Can you write out each of the lines below, unchanged and in the same order?

——————

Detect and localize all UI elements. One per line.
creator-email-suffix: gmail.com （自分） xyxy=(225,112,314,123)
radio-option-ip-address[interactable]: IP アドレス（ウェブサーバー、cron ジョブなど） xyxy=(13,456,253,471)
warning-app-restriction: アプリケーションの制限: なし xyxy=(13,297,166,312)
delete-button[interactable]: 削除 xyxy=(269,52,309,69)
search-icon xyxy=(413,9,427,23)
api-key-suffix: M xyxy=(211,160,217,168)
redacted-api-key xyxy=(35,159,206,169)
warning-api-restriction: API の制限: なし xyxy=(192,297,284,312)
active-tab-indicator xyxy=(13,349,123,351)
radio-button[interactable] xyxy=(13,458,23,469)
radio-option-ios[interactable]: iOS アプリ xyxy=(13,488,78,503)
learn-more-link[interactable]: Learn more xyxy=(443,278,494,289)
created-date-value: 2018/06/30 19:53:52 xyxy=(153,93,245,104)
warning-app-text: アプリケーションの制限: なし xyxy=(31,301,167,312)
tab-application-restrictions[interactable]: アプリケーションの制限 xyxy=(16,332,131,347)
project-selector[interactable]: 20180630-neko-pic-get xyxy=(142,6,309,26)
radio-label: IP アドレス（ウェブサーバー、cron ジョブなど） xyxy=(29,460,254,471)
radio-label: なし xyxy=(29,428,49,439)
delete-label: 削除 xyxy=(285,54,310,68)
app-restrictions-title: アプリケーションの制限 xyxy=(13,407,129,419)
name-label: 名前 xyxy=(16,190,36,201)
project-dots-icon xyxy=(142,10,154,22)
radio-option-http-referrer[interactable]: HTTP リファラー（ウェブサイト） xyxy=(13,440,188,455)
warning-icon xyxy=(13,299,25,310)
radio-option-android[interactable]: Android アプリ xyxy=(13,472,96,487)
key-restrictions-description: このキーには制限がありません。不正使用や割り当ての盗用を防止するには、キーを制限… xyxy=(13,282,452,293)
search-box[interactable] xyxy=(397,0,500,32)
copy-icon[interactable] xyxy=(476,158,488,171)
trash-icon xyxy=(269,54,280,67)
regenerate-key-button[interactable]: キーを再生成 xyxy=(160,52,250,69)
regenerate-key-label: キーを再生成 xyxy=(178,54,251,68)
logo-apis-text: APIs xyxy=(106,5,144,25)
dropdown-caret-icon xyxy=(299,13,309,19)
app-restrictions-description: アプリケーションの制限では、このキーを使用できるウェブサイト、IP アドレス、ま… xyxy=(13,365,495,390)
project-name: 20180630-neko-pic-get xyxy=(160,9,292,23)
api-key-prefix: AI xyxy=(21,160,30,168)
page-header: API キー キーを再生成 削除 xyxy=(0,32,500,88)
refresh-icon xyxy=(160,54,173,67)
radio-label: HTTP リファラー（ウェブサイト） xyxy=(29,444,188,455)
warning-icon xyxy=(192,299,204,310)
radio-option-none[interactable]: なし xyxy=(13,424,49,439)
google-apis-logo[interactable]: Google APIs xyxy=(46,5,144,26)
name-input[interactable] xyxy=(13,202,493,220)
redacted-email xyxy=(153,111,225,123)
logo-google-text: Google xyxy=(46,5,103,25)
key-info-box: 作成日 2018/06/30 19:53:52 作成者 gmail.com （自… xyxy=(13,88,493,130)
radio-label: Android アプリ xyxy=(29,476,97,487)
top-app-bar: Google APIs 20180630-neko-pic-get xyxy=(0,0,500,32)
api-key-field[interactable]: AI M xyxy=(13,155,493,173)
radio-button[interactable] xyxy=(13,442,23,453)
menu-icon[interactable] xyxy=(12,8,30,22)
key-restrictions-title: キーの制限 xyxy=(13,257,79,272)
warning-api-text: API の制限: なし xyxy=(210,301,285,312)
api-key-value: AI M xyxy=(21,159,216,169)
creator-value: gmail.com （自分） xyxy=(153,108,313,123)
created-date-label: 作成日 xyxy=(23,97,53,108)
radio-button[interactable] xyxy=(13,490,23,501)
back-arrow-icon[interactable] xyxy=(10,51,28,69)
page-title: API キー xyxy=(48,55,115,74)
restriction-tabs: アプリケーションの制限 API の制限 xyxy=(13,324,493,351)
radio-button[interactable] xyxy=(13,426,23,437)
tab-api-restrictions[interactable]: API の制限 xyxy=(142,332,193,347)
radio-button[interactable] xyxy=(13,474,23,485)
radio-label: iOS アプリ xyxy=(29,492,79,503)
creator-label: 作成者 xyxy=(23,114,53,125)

——————

### EXERCISE RESPONSE
Detect and localize all UI elements. One per line.
creator-email-suffix: gmail.com （自分） xyxy=(225,112,314,123)
radio-option-ip-address[interactable]: IP アドレス（ウェブサーバー、cron ジョブなど） xyxy=(13,456,253,471)
warning-app-restriction: アプリケーションの制限: なし xyxy=(13,297,166,312)
delete-button[interactable]: 削除 xyxy=(269,52,309,69)
search-icon xyxy=(413,9,427,23)
api-key-suffix: M xyxy=(211,160,217,168)
redacted-api-key xyxy=(35,159,206,169)
warning-api-restriction: API の制限: なし xyxy=(192,297,284,312)
active-tab-indicator xyxy=(13,349,123,351)
radio-button[interactable] xyxy=(13,458,23,469)
radio-option-ios[interactable]: iOS アプリ xyxy=(13,488,78,503)
learn-more-link[interactable]: Learn more xyxy=(443,278,494,289)
created-date-value: 2018/06/30 19:53:52 xyxy=(153,93,245,104)
warning-app-text: アプリケーションの制限: なし xyxy=(31,301,167,312)
tab-application-restrictions[interactable]: アプリケーションの制限 xyxy=(16,332,131,347)
project-selector[interactable]: 20180630-neko-pic-get xyxy=(142,6,309,26)
radio-label: IP アドレス（ウェブサーバー、cron ジョブなど） xyxy=(29,460,254,471)
radio-label: なし xyxy=(29,428,49,439)
delete-label: 削除 xyxy=(285,54,310,68)
app-restrictions-title: アプリケーションの制限 xyxy=(13,407,129,419)
name-label: 名前 xyxy=(16,190,36,201)
project-dots-icon xyxy=(142,10,154,22)
radio-option-http-referrer[interactable]: HTTP リファラー（ウェブサイト） xyxy=(13,440,188,455)
warning-icon xyxy=(13,299,25,310)
radio-option-android[interactable]: Android アプリ xyxy=(13,472,96,487)
key-restrictions-description: このキーには制限がありません。不正使用や割り当ての盗用を防止するには、キーを制限… xyxy=(13,282,452,293)
search-box[interactable] xyxy=(397,0,500,32)
copy-icon[interactable] xyxy=(476,158,488,171)
trash-icon xyxy=(269,54,280,67)
regenerate-key-button[interactable]: キーを再生成 xyxy=(160,52,250,69)
regenerate-key-label: キーを再生成 xyxy=(178,54,251,68)
logo-apis-text: APIs xyxy=(106,5,144,25)
dropdown-caret-icon xyxy=(299,13,309,19)
app-restrictions-description: アプリケーションの制限では、このキーを使用できるウェブサイト、IP アドレス、ま… xyxy=(13,365,495,390)
project-name: 20180630-neko-pic-get xyxy=(160,9,292,23)
api-key-prefix: AI xyxy=(21,160,30,168)
page-header: API キー キーを再生成 削除 xyxy=(0,32,500,88)
refresh-icon xyxy=(160,54,173,67)
radio-label: HTTP リファラー（ウェブサイト） xyxy=(29,444,188,455)
warning-icon xyxy=(192,299,204,310)
radio-option-none[interactable]: なし xyxy=(13,424,49,439)
google-apis-logo[interactable]: Google APIs xyxy=(46,5,144,26)
name-input[interactable] xyxy=(13,202,493,220)
redacted-email xyxy=(153,111,225,123)
logo-google-text: Google xyxy=(46,5,103,25)
key-info-box: 作成日 2018/06/30 19:53:52 作成者 gmail.com （自… xyxy=(13,88,493,130)
radio-label: Android アプリ xyxy=(29,476,97,487)
top-app-bar: Google APIs 20180630-neko-pic-get xyxy=(0,0,500,32)
api-key-field[interactable]: AI M xyxy=(13,155,493,173)
radio-button[interactable] xyxy=(13,442,23,453)
menu-icon[interactable] xyxy=(12,8,30,22)
key-restrictions-title: キーの制限 xyxy=(13,257,79,272)
warning-api-text: API の制限: なし xyxy=(210,301,285,312)
api-key-value: AI M xyxy=(21,159,216,169)
creator-value: gmail.com （自分） xyxy=(153,108,313,123)
created-date-label: 作成日 xyxy=(23,97,53,108)
radio-button[interactable] xyxy=(13,490,23,501)
back-arrow-icon[interactable] xyxy=(10,51,28,69)
page-title: API キー xyxy=(48,55,115,74)
restriction-tabs: アプリケーションの制限 API の制限 xyxy=(13,324,493,351)
radio-button[interactable] xyxy=(13,426,23,437)
tab-api-restrictions[interactable]: API の制限 xyxy=(142,332,193,347)
radio-button[interactable] xyxy=(13,474,23,485)
radio-label: iOS アプリ xyxy=(29,492,79,503)
creator-label: 作成者 xyxy=(23,114,53,125)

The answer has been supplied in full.